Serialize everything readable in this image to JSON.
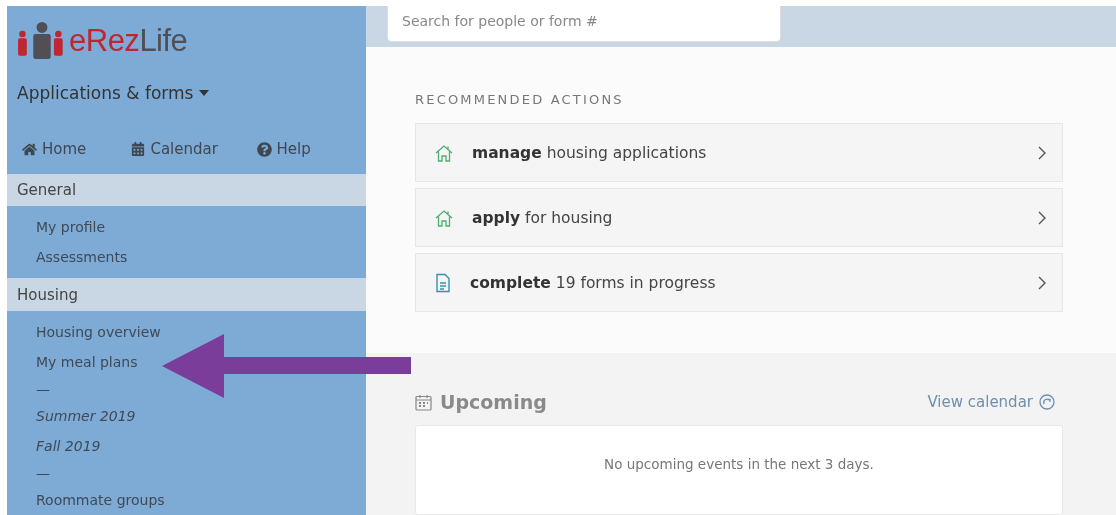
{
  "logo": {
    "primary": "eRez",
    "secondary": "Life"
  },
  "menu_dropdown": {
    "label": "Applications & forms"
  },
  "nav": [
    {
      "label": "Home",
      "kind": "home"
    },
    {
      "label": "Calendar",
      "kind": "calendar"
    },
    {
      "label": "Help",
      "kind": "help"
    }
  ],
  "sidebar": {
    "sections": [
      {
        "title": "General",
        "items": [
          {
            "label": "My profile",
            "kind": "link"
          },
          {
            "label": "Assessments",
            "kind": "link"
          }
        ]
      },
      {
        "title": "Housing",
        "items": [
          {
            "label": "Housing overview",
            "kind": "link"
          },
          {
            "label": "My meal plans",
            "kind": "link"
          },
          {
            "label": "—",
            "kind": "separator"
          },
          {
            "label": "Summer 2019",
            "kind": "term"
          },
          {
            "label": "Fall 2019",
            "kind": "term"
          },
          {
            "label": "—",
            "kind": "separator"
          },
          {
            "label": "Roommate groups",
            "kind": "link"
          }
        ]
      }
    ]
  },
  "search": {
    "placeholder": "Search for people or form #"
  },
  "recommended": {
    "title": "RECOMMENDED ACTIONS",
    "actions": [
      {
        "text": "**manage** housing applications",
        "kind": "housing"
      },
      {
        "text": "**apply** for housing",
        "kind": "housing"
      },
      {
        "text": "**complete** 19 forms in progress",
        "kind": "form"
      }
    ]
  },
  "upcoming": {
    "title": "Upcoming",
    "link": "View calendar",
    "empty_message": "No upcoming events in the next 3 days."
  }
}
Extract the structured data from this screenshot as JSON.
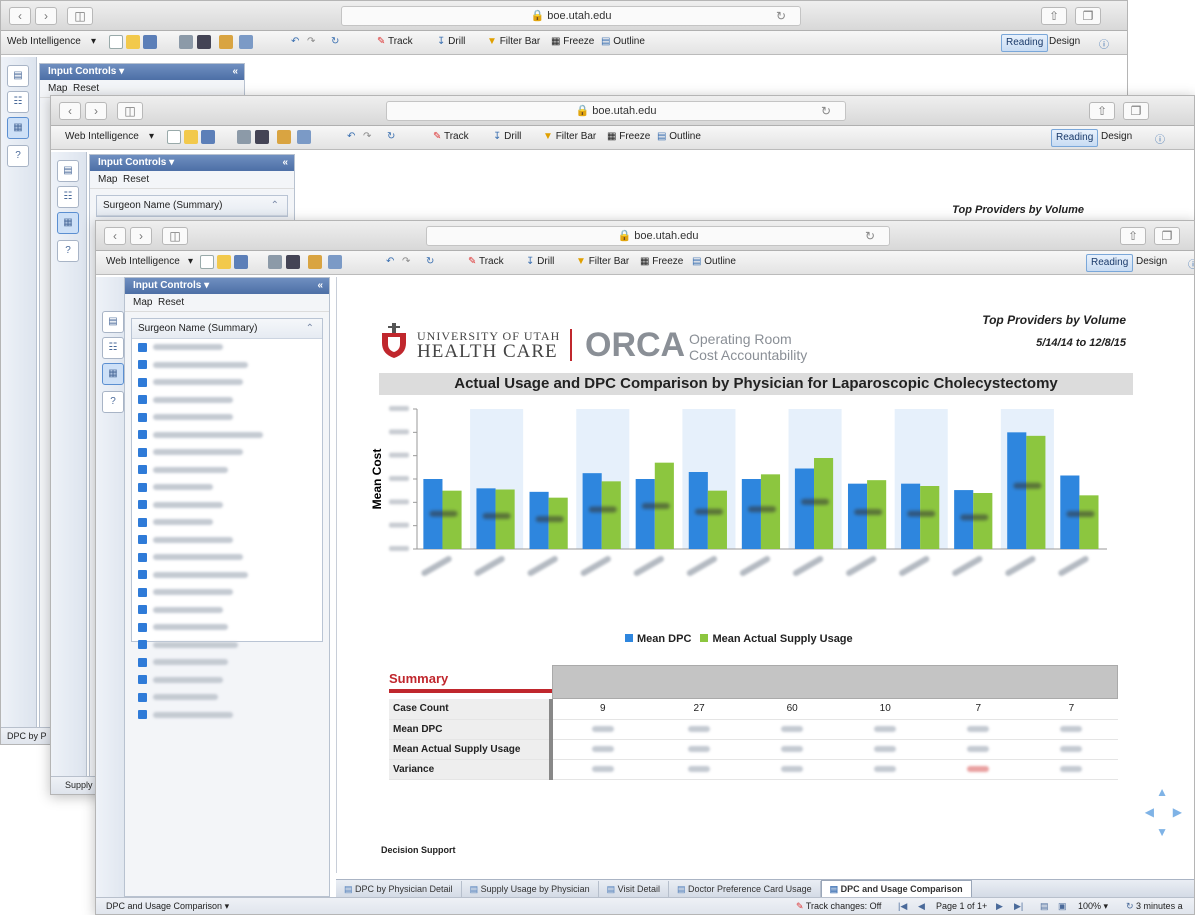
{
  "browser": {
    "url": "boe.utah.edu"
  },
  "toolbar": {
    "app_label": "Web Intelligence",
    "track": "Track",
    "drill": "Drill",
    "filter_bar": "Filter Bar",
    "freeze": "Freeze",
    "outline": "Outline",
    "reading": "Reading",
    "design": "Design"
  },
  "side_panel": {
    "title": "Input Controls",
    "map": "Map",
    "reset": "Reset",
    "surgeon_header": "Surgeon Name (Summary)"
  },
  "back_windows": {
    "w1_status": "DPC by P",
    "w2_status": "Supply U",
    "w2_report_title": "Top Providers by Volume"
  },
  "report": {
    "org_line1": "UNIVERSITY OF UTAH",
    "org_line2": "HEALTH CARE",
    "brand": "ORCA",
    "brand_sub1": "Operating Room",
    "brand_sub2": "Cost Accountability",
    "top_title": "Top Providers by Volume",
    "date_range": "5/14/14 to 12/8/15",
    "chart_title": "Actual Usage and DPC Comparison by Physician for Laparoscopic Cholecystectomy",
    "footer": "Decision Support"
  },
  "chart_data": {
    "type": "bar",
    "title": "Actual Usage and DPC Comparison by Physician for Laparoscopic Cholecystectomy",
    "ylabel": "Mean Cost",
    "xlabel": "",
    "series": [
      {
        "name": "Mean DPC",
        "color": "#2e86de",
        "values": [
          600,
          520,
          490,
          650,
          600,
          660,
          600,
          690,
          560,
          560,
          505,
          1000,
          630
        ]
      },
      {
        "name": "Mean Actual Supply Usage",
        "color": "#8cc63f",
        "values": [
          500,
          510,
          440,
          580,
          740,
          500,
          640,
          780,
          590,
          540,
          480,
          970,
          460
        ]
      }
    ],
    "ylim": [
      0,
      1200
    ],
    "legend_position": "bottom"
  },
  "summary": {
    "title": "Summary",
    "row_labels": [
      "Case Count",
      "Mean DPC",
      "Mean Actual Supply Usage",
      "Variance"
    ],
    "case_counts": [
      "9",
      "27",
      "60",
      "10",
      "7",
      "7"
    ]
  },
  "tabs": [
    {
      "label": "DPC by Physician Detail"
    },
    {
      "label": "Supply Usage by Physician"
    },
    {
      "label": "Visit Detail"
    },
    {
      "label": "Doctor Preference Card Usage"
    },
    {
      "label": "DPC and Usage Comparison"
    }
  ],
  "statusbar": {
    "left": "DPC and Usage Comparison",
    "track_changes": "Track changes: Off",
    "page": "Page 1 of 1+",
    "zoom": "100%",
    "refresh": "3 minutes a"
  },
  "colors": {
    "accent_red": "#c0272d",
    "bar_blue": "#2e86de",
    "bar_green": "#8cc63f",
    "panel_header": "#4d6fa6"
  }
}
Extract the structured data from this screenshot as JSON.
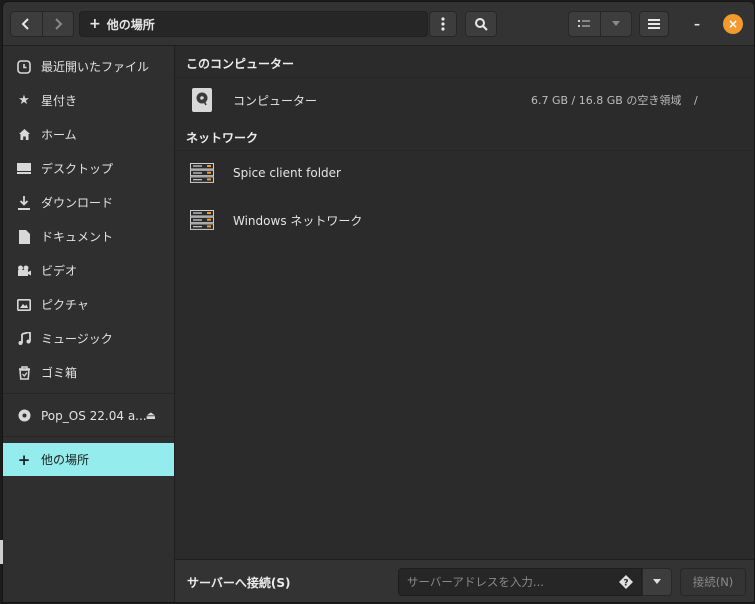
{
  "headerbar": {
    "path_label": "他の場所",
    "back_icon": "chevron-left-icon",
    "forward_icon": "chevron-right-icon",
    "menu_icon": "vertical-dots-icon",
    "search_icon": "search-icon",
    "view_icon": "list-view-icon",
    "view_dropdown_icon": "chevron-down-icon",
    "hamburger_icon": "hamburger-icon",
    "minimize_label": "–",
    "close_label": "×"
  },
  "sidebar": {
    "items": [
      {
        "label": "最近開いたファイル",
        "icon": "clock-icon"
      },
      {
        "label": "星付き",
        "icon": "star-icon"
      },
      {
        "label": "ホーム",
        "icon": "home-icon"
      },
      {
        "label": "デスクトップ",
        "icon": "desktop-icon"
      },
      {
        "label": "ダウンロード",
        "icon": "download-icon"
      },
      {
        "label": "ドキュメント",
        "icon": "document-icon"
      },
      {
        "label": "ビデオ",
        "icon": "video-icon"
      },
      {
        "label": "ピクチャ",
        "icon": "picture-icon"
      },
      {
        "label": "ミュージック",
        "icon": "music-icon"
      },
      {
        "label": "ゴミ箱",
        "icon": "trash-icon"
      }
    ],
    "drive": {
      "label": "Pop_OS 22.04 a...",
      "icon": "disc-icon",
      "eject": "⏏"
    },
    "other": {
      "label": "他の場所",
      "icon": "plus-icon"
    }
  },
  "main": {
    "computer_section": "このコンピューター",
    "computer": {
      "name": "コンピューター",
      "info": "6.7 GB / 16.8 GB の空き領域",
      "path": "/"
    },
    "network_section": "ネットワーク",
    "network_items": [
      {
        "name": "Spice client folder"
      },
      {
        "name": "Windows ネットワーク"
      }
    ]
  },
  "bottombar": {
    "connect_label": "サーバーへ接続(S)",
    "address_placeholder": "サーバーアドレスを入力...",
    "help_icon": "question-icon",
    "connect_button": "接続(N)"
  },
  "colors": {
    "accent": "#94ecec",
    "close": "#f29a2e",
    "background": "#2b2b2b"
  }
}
■ ■ ■
PROBLEM DETAILS: Without the pictures, output the full listing exactly as it stands.

EXPECTED OUTPUT:
Serialize everything readable in this image to JSON.
{
  "logo": {
    "primary": "eRez",
    "secondary": "Life"
  },
  "menu_dropdown": {
    "label": "Applications & forms"
  },
  "nav": [
    {
      "label": "Home",
      "kind": "home"
    },
    {
      "label": "Calendar",
      "kind": "calendar"
    },
    {
      "label": "Help",
      "kind": "help"
    }
  ],
  "sidebar": {
    "sections": [
      {
        "title": "General",
        "items": [
          {
            "label": "My profile",
            "kind": "link"
          },
          {
            "label": "Assessments",
            "kind": "link"
          }
        ]
      },
      {
        "title": "Housing",
        "items": [
          {
            "label": "Housing overview",
            "kind": "link"
          },
          {
            "label": "My meal plans",
            "kind": "link"
          },
          {
            "label": "—",
            "kind": "separator"
          },
          {
            "label": "Summer 2019",
            "kind": "term"
          },
          {
            "label": "Fall 2019",
            "kind": "term"
          },
          {
            "label": "—",
            "kind": "separator"
          },
          {
            "label": "Roommate groups",
            "kind": "link"
          }
        ]
      }
    ]
  },
  "search": {
    "placeholder": "Search for people or form #"
  },
  "recommended": {
    "title": "RECOMMENDED ACTIONS",
    "actions": [
      {
        "text": "**manage** housing applications",
        "kind": "housing"
      },
      {
        "text": "**apply** for housing",
        "kind": "housing"
      },
      {
        "text": "**complete** 19 forms in progress",
        "kind": "form"
      }
    ]
  },
  "upcoming": {
    "title": "Upcoming",
    "link": "View calendar",
    "empty_message": "No upcoming events in the next 3 days."
  }
}
Extract the structured data from this screenshot as JSON.
{
  "browser": {
    "url": "boe.utah.edu"
  },
  "toolbar": {
    "app_label": "Web Intelligence",
    "track": "Track",
    "drill": "Drill",
    "filter_bar": "Filter Bar",
    "freeze": "Freeze",
    "outline": "Outline",
    "reading": "Reading",
    "design": "Design"
  },
  "side_panel": {
    "title": "Input Controls",
    "map": "Map",
    "reset": "Reset",
    "surgeon_header": "Surgeon Name (Summary)"
  },
  "back_windows": {
    "w1_status": "DPC by P",
    "w2_status": "Supply U",
    "w2_report_title": "Top Providers by Volume"
  },
  "report": {
    "org_line1": "UNIVERSITY OF UTAH",
    "org_line2": "HEALTH CARE",
    "brand": "ORCA",
    "brand_sub1": "Operating Room",
    "brand_sub2": "Cost Accountability",
    "top_title": "Top Providers by Volume",
    "date_range": "5/14/14 to 12/8/15",
    "chart_title": "Actual Usage and DPC Comparison by Physician for Laparoscopic Cholecystectomy",
    "footer": "Decision Support"
  },
  "chart_data": {
    "type": "bar",
    "title": "Actual Usage and DPC Comparison by Physician for Laparoscopic Cholecystectomy",
    "ylabel": "Mean Cost",
    "xlabel": "",
    "series": [
      {
        "name": "Mean DPC",
        "color": "#2e86de",
        "values": [
          600,
          520,
          490,
          650,
          600,
          660,
          600,
          690,
          560,
          560,
          505,
          1000,
          630
        ]
      },
      {
        "name": "Mean Actual Supply Usage",
        "color": "#8cc63f",
        "values": [
          500,
          510,
          440,
          580,
          740,
          500,
          640,
          780,
          590,
          540,
          480,
          970,
          460
        ]
      }
    ],
    "ylim": [
      0,
      1200
    ],
    "legend_position": "bottom"
  },
  "summary": {
    "title": "Summary",
    "row_labels": [
      "Case Count",
      "Mean DPC",
      "Mean Actual Supply Usage",
      "Variance"
    ],
    "case_counts": [
      "9",
      "27",
      "60",
      "10",
      "7",
      "7"
    ]
  },
  "tabs": [
    {
      "label": "DPC by Physician Detail"
    },
    {
      "label": "Supply Usage by Physician"
    },
    {
      "label": "Visit Detail"
    },
    {
      "label": "Doctor Preference Card Usage"
    },
    {
      "label": "DPC and Usage Comparison"
    }
  ],
  "statusbar": {
    "left": "DPC and Usage Comparison",
    "track_changes": "Track changes: Off",
    "page": "Page 1 of 1+",
    "zoom": "100%",
    "refresh": "3 minutes a"
  },
  "colors": {
    "accent_red": "#c0272d",
    "bar_blue": "#2e86de",
    "bar_green": "#8cc63f",
    "panel_header": "#4d6fa6"
  }
}
Extract the structured data from this screenshot as JSON.
{
  "headerbar": {
    "path_label": "他の場所",
    "back_icon": "chevron-left-icon",
    "forward_icon": "chevron-right-icon",
    "menu_icon": "vertical-dots-icon",
    "search_icon": "search-icon",
    "view_icon": "list-view-icon",
    "view_dropdown_icon": "chevron-down-icon",
    "hamburger_icon": "hamburger-icon",
    "minimize_label": "–",
    "close_label": "×"
  },
  "sidebar": {
    "items": [
      {
        "label": "最近開いたファイル",
        "icon": "clock-icon"
      },
      {
        "label": "星付き",
        "icon": "star-icon"
      },
      {
        "label": "ホーム",
        "icon": "home-icon"
      },
      {
        "label": "デスクトップ",
        "icon": "desktop-icon"
      },
      {
        "label": "ダウンロード",
        "icon": "download-icon"
      },
      {
        "label": "ドキュメント",
        "icon": "document-icon"
      },
      {
        "label": "ビデオ",
        "icon": "video-icon"
      },
      {
        "label": "ピクチャ",
        "icon": "picture-icon"
      },
      {
        "label": "ミュージック",
        "icon": "music-icon"
      },
      {
        "label": "ゴミ箱",
        "icon": "trash-icon"
      }
    ],
    "drive": {
      "label": "Pop_OS 22.04 a...",
      "icon": "disc-icon",
      "eject": "⏏"
    },
    "other": {
      "label": "他の場所",
      "icon": "plus-icon"
    }
  },
  "main": {
    "computer_section": "このコンピューター",
    "computer": {
      "name": "コンピューター",
      "info": "6.7 GB / 16.8 GB の空き領域",
      "path": "/"
    },
    "network_section": "ネットワーク",
    "network_items": [
      {
        "name": "Spice client folder"
      },
      {
        "name": "Windows ネットワーク"
      }
    ]
  },
  "bottombar": {
    "connect_label": "サーバーへ接続(S)",
    "address_placeholder": "サーバーアドレスを入力...",
    "help_icon": "question-icon",
    "connect_button": "接続(N)"
  },
  "colors": {
    "accent": "#94ecec",
    "close": "#f29a2e",
    "background": "#2b2b2b"
  }
}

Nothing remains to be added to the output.